Short problem
Every line that includes the word "сфере" is to be listed.

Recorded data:
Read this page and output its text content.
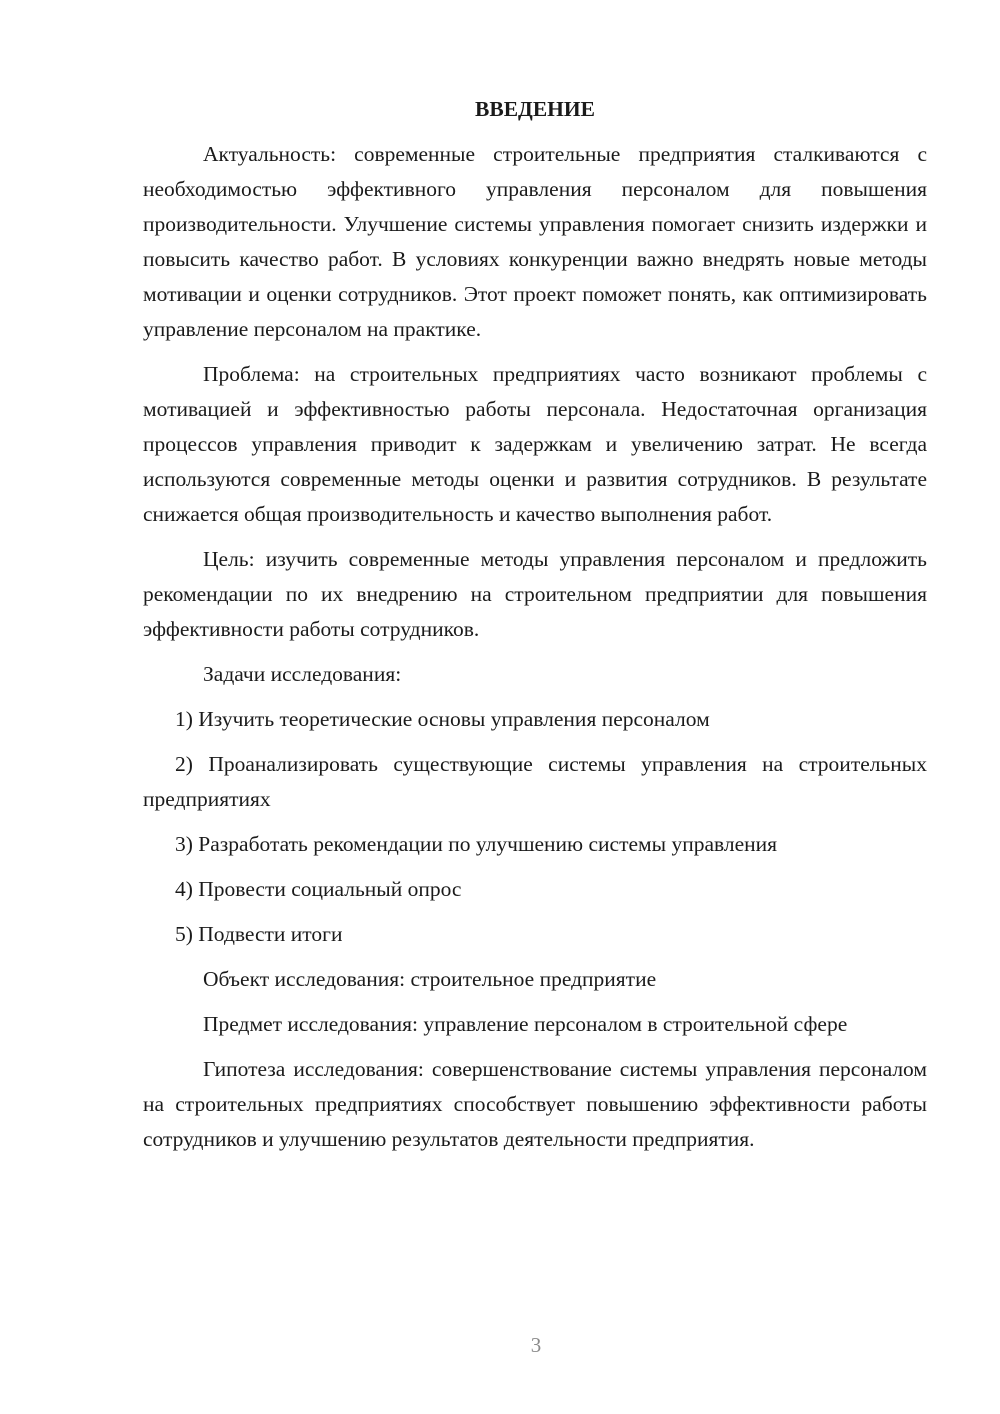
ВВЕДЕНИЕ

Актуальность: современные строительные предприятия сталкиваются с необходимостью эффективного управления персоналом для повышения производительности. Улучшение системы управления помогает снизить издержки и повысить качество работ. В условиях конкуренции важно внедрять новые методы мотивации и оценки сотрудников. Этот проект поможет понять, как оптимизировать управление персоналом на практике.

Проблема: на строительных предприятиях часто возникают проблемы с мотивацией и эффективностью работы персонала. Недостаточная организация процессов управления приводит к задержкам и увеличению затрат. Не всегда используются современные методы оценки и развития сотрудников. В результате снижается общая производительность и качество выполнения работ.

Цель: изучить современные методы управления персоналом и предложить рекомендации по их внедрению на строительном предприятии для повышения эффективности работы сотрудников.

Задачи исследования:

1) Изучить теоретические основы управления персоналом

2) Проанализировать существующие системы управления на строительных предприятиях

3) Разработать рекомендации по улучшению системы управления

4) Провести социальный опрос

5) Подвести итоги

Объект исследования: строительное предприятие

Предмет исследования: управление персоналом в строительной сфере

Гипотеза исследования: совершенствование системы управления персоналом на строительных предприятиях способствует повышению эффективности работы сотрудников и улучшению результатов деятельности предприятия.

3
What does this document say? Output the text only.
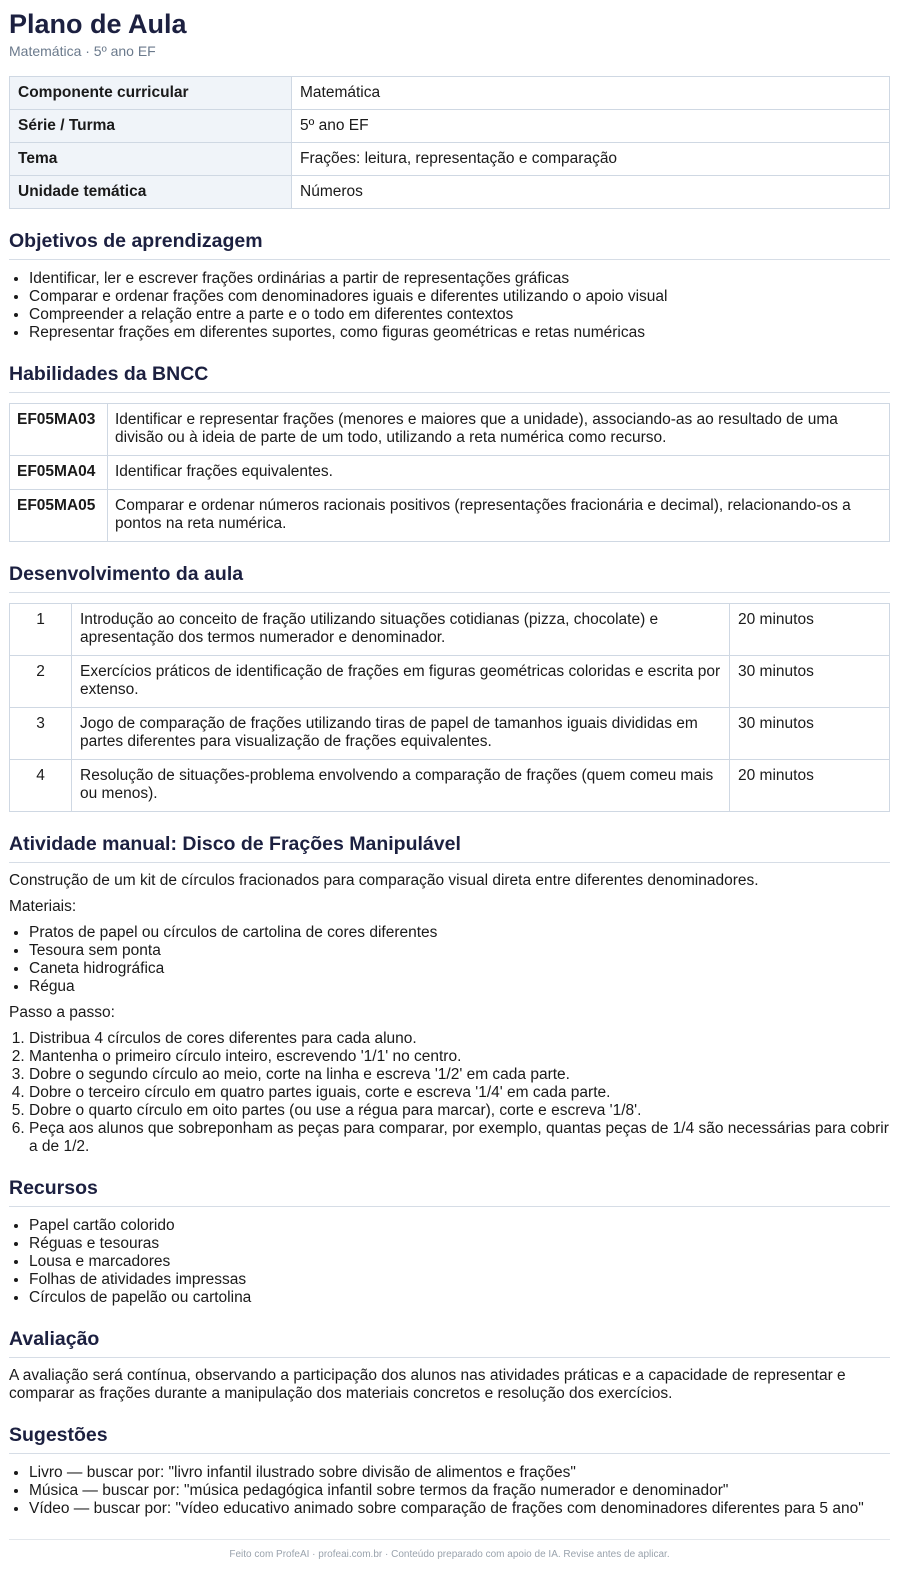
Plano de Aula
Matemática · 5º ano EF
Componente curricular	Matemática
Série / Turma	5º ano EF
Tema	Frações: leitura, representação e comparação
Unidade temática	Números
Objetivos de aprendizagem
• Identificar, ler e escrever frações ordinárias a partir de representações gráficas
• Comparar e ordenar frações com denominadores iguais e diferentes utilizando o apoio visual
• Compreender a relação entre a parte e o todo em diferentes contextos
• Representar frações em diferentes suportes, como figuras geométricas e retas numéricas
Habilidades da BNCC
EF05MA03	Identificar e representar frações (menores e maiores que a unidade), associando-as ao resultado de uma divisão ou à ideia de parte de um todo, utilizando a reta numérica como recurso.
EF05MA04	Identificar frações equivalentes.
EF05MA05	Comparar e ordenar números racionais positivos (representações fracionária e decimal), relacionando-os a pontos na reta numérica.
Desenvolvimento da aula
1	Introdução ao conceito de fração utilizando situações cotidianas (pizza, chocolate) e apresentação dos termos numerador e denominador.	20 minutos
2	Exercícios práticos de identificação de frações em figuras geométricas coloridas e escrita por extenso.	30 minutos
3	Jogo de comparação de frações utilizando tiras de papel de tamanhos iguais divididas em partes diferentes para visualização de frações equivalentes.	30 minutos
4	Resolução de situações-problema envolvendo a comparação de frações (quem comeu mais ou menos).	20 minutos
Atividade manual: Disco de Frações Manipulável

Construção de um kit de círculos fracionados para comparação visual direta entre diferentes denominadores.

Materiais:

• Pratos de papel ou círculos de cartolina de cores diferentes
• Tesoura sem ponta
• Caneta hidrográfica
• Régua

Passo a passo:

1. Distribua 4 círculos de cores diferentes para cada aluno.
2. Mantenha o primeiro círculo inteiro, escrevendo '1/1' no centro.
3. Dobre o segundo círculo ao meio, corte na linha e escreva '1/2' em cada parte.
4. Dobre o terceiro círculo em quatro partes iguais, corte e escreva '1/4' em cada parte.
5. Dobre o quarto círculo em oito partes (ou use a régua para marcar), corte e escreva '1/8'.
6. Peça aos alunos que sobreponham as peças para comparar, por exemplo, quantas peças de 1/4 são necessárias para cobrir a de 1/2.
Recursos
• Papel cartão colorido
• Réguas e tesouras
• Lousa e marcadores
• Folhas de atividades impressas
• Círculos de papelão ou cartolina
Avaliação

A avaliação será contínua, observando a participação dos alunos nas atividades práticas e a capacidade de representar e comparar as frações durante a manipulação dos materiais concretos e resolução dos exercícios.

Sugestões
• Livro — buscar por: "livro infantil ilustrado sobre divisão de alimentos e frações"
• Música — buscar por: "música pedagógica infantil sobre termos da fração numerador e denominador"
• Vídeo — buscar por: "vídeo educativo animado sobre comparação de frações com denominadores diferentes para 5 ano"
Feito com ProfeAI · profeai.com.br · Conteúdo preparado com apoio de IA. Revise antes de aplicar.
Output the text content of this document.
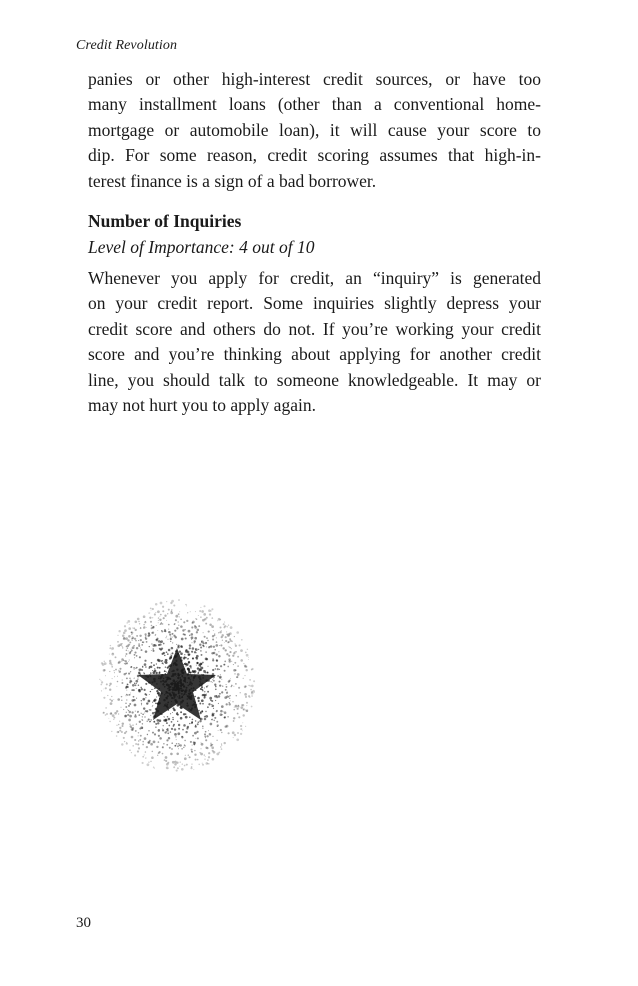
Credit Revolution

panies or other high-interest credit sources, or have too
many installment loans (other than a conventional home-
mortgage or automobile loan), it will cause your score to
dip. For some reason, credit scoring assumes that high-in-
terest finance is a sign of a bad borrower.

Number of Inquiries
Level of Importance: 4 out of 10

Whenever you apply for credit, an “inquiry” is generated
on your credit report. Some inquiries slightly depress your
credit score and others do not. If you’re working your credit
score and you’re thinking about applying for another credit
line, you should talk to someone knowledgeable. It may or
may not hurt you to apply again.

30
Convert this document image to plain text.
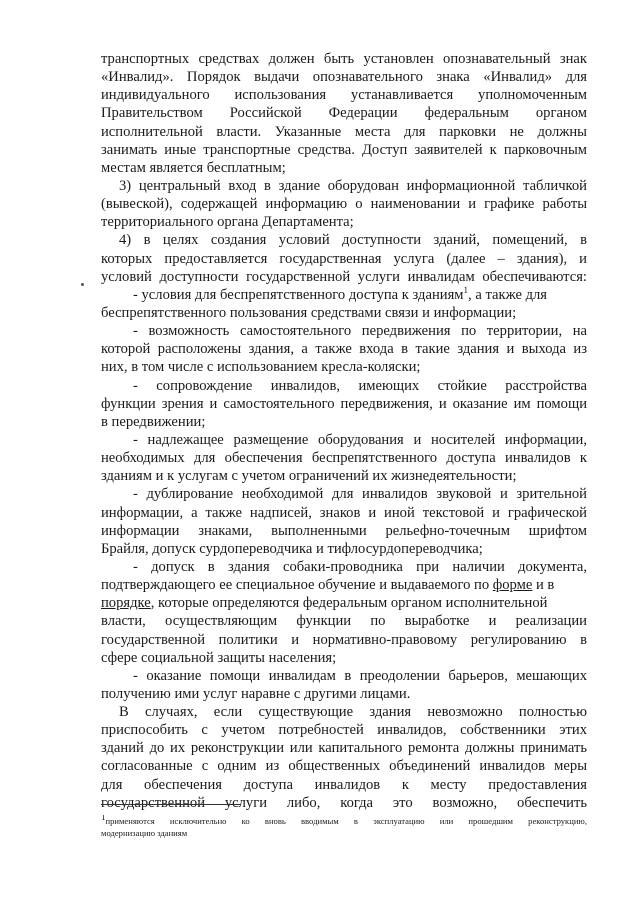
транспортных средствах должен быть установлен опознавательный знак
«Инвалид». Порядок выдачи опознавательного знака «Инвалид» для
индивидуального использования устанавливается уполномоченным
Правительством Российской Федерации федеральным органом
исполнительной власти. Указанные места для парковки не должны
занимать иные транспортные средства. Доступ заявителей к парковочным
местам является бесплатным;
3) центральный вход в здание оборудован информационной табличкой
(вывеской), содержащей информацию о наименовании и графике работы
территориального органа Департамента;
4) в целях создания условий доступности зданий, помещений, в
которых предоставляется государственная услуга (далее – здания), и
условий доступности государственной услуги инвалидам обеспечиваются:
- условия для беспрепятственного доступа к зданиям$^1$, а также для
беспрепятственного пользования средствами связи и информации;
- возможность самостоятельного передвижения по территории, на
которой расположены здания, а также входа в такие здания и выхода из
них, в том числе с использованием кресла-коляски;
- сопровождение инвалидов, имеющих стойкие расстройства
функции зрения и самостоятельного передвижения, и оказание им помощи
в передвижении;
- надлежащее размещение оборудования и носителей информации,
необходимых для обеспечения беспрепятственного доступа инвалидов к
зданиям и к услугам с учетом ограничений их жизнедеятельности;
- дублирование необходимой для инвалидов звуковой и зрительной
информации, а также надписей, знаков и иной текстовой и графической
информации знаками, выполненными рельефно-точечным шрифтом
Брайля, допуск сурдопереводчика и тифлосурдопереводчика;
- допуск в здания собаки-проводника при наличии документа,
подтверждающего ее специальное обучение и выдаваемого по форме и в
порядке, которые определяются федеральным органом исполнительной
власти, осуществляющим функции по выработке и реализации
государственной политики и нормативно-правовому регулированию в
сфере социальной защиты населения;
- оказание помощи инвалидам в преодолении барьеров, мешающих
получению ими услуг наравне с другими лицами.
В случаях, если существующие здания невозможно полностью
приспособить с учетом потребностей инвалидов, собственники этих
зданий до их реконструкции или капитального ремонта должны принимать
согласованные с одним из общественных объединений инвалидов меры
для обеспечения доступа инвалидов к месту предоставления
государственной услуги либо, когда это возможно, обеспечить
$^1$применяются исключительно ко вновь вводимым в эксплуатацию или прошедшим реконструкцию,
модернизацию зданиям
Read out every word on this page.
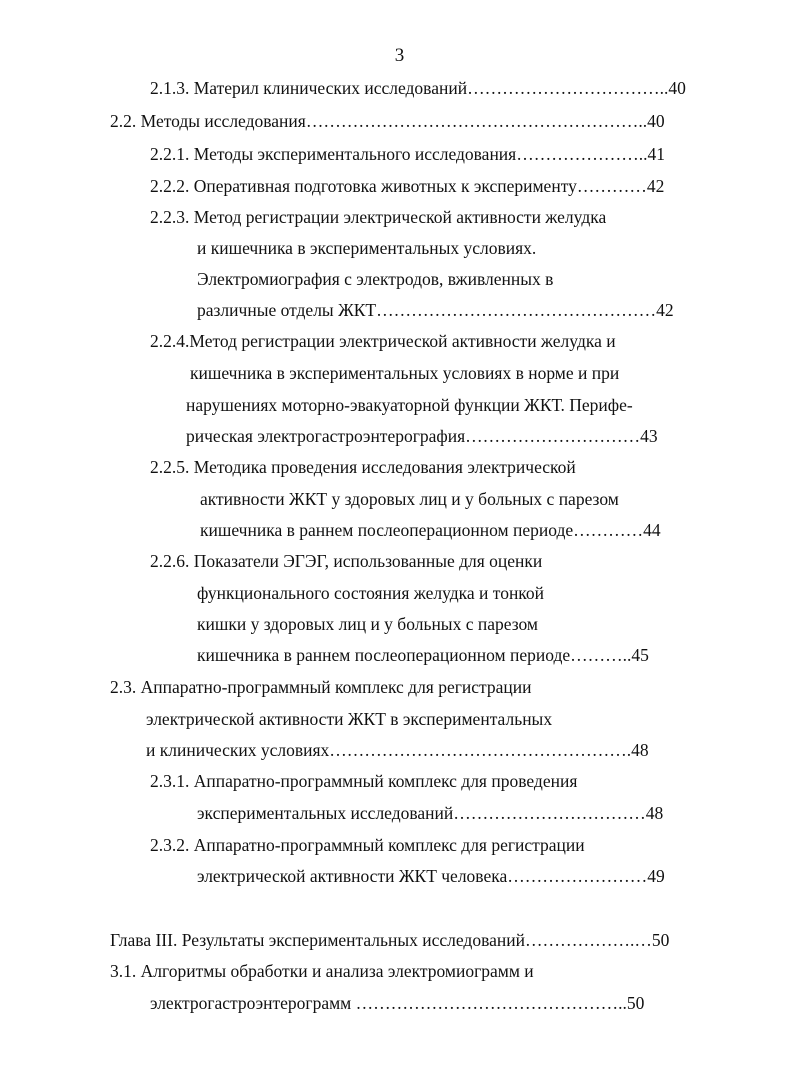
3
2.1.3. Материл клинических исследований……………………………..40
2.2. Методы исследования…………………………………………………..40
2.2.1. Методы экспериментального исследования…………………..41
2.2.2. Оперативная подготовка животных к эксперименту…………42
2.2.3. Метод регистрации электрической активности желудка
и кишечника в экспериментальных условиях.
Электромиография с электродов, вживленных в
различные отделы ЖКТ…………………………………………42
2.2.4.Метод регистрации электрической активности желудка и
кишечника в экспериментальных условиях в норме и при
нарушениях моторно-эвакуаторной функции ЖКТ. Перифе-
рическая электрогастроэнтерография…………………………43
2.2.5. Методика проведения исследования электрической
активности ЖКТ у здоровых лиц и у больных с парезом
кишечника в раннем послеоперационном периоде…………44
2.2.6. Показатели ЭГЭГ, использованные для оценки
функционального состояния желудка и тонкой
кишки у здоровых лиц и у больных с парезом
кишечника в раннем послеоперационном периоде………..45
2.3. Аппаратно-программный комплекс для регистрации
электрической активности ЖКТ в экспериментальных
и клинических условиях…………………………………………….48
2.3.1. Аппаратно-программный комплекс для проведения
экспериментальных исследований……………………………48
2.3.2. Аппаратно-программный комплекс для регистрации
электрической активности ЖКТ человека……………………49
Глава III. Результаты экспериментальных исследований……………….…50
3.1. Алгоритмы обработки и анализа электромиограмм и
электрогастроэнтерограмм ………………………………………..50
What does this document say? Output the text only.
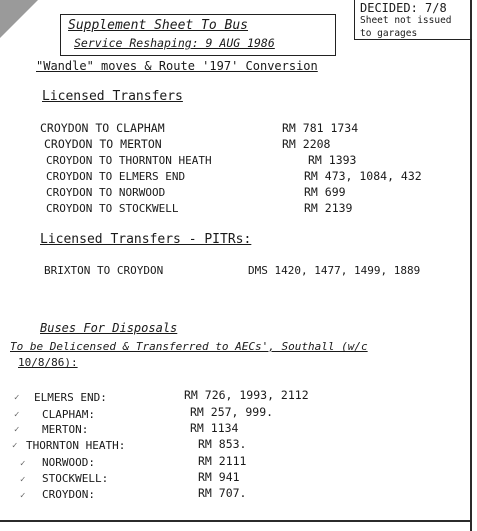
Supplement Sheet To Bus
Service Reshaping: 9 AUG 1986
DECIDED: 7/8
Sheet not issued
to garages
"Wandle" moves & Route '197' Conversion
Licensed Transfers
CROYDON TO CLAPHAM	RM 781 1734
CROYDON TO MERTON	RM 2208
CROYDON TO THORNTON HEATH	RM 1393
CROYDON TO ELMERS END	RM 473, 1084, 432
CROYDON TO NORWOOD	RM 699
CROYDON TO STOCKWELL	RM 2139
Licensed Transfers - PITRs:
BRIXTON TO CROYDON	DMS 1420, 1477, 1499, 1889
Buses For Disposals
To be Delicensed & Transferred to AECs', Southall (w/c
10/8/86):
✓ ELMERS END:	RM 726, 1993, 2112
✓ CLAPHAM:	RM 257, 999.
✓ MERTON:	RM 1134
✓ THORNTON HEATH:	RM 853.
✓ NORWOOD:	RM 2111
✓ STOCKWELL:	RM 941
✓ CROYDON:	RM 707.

Output for this exercise
Предмет исследования: управление персоналом в строительной сфере
сфере социальной защиты населения;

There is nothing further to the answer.